Stated task 1 :: Reproduce the records verbatim, everything from the start of the records down to and including the line that contains "291, 251, 311]".

Text provided ::
[Start]
Observability¶

relayna exposes backend-agnostic runtime observations through async sink callbacks. The library emits typed dataclass events from long-running loops such as SSE streaming, worker consumption, and status fanout, but it does not ship a logging backend, metrics registry, or tracing exporter.

How it works¶

Observability in relayna is built around two public concepts from relayna.observability:

RelaynaObservation A protocol implemented by all observation dataclasses.
ObservationSink An async callback with the shape async def sink(event) -> None.

Every observation includes:

component One of "sse", "consumer", or "status_hub".
timestamp A UTC datetime recorded when the event object was created.

Important behavior:

sinks are async-only
sink failures are suppressed by Relayna
observations are best-effort and never block the main workflow intentionally
Relayna does not include raw message bodies in observation events

Basic usage¶

from relayna.consumer import TaskConsumer
from relayna.observability import RelaynaObservation


async def sink(event: RelaynaObservation) -> None:
    print(event)


consumer = TaskConsumer(
    rabbitmq=client,
    handler=handle_task,
    consume_timeout_seconds=1.0,
    observation_sink=sink,
)
await consumer.run_forever()

The same sink pattern works with:

TaskConsumer
AggregationConsumer
AggregationWorkerRuntime
SSEStatusStream
StatusHub

Example with multiple components:

from relayna.consumer import TaskConsumer
from relayna.sse import SSEStatusStream
from relayna.status_hub import StatusHub


async def sink(event) -> None:
    print(event.component, event)
[End]
Stated task 2 :: According to the observability documentation, how can the single sink in the multiple-component example tell which part of the library produced an event? Answer in one to three sentences.

Data provided ::
[Start]
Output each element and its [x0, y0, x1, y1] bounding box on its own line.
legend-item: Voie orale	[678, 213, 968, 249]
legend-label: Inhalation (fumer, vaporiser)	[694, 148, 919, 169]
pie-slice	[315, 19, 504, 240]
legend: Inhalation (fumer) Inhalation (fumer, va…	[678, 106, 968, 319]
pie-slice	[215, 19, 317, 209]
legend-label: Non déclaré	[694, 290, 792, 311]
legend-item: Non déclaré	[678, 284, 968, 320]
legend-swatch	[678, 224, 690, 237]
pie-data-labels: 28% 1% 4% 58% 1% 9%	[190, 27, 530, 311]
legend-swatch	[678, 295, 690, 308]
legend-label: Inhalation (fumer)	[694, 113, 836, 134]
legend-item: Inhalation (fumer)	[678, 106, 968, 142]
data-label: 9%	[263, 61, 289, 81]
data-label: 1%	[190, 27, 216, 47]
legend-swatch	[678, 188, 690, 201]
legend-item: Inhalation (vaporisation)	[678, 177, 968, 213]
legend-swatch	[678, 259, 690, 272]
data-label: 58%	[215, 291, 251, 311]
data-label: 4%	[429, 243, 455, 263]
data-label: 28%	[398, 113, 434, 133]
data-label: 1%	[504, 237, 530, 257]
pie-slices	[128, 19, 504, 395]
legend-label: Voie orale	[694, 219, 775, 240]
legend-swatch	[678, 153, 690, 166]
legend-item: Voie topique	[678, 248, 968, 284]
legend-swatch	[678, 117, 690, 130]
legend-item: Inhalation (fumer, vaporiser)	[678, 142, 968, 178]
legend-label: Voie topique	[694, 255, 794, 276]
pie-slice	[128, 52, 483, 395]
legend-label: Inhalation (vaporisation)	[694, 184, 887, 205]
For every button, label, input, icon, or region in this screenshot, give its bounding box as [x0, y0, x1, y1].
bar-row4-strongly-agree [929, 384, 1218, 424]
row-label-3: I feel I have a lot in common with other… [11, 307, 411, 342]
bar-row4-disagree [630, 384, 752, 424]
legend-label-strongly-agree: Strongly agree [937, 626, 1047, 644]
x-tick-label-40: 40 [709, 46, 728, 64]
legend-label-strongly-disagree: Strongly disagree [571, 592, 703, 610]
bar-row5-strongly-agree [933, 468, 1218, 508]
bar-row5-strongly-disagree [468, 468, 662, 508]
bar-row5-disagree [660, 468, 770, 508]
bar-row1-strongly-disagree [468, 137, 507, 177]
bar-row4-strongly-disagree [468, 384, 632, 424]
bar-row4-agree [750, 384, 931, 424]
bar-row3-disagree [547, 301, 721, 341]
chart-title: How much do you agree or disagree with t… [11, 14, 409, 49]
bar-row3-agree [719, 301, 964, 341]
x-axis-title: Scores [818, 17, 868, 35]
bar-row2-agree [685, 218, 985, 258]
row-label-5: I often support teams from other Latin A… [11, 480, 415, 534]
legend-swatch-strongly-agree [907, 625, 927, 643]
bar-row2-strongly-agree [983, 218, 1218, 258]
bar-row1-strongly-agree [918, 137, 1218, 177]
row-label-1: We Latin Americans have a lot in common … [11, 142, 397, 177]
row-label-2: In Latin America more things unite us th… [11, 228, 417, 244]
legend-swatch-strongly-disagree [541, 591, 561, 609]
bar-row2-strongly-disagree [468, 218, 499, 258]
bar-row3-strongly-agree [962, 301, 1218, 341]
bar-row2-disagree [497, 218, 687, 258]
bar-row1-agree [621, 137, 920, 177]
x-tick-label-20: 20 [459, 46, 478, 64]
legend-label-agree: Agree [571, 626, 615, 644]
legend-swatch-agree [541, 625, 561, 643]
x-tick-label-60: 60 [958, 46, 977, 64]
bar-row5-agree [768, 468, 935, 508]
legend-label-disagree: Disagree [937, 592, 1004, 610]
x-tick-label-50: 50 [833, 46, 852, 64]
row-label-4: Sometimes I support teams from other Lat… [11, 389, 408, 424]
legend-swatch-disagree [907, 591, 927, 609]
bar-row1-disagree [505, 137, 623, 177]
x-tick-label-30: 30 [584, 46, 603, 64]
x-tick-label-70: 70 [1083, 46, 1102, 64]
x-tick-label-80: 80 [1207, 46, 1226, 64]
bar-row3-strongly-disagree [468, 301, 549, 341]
[End]
Finished answer 1 ::
Output each element and its [x0, y0, x1, y1] bounding box on its own line.
legend-item: Voie orale	[678, 213, 968, 249]
legend-label: Inhalation (fumer, vaporiser)	[694, 148, 919, 169]
pie-slice	[315, 19, 504, 240]
legend: Inhalation (fumer) Inhalation (fumer, va…	[678, 106, 968, 319]
pie-slice	[215, 19, 317, 209]
legend-label: Non déclaré	[694, 290, 792, 311]
legend-item: Non déclaré	[678, 284, 968, 320]
legend-swatch	[678, 224, 690, 237]
pie-data-labels: 28% 1% 4% 58% 1% 9%	[190, 27, 530, 311]
legend-swatch	[678, 295, 690, 308]
legend-label: Inhalation (fumer)	[694, 113, 836, 134]
legend-item: Inhalation (fumer)	[678, 106, 968, 142]
data-label: 9%	[263, 61, 289, 81]
data-label: 1%	[190, 27, 216, 47]
legend-swatch	[678, 188, 690, 201]
legend-item: Inhalation (vaporisation)	[678, 177, 968, 213]
legend-swatch	[678, 259, 690, 272]
data-label: 58%	[215, 291, 251, 311]

Finished answer 2 :: Every observation carries a component field whose value is one of "sse", "consumer", or "status_hub". The sink can read event.component to identify the source, as the example does when it prints event.component next to the event.